- PROBLEM
Below are records. Copy every line with "Bensin" in it.

- RECORDS TO USE
------------------------------------------------
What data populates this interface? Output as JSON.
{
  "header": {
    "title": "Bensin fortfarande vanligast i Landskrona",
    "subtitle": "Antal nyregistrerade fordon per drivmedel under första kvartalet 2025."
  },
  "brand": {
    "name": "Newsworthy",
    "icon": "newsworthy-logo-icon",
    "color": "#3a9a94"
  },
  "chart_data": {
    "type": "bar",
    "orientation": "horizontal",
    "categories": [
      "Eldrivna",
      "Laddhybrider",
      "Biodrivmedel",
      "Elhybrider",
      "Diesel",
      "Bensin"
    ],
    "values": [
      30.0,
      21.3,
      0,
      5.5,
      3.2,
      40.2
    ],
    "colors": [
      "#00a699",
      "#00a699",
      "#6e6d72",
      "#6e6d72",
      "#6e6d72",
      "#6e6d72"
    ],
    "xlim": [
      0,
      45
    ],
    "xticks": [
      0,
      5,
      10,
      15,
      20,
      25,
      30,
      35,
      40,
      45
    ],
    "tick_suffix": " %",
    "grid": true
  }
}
------------------------------------------------
- ANSWER
    "title": "Bensin fortfarande vanligast i Landskrona",
      "Bensin"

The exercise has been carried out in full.